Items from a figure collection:
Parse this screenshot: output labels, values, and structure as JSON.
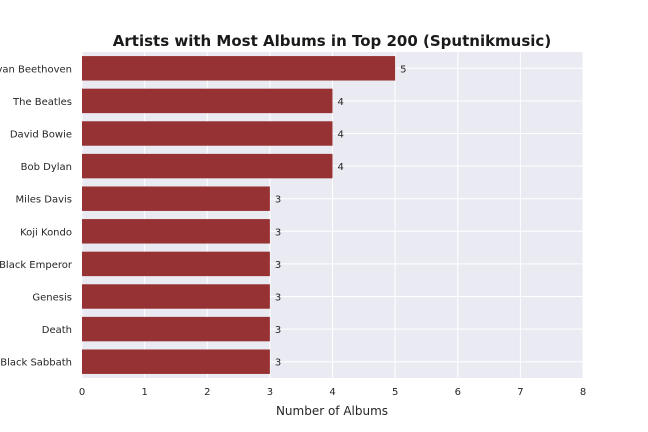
{
  "chart_data": {
    "type": "bar",
    "orientation": "horizontal",
    "title": "Artists with Most Albums in Top 200 (Sputnikmusic)",
    "xlabel": "Number of Albums",
    "ylabel": "",
    "categories": [
      "Ludwig van Beethoven",
      "The Beatles",
      "David Bowie",
      "Bob Dylan",
      "Miles Davis",
      "Koji Kondo",
      "Godspeed You! Black Emperor",
      "Genesis",
      "Death",
      "Black Sabbath"
    ],
    "values": [
      5,
      4,
      4,
      4,
      3,
      3,
      3,
      3,
      3,
      3
    ],
    "xlim": [
      0,
      8
    ],
    "xticks": [
      0,
      1,
      2,
      3,
      4,
      5,
      6,
      7,
      8
    ],
    "grid": true,
    "legend": "none",
    "colors": {
      "bar": "#963233",
      "background": "#eaeaf2",
      "grid": "#ffffff"
    }
  }
}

TASK BRIEF >>
Write out each line above containing "Albums".

RESPONSE TO THIS TASK >>
    "title": "Artists with Most Albums in Top 200 (Sputnikmusic)",
    "xlabel": "Number of Albums",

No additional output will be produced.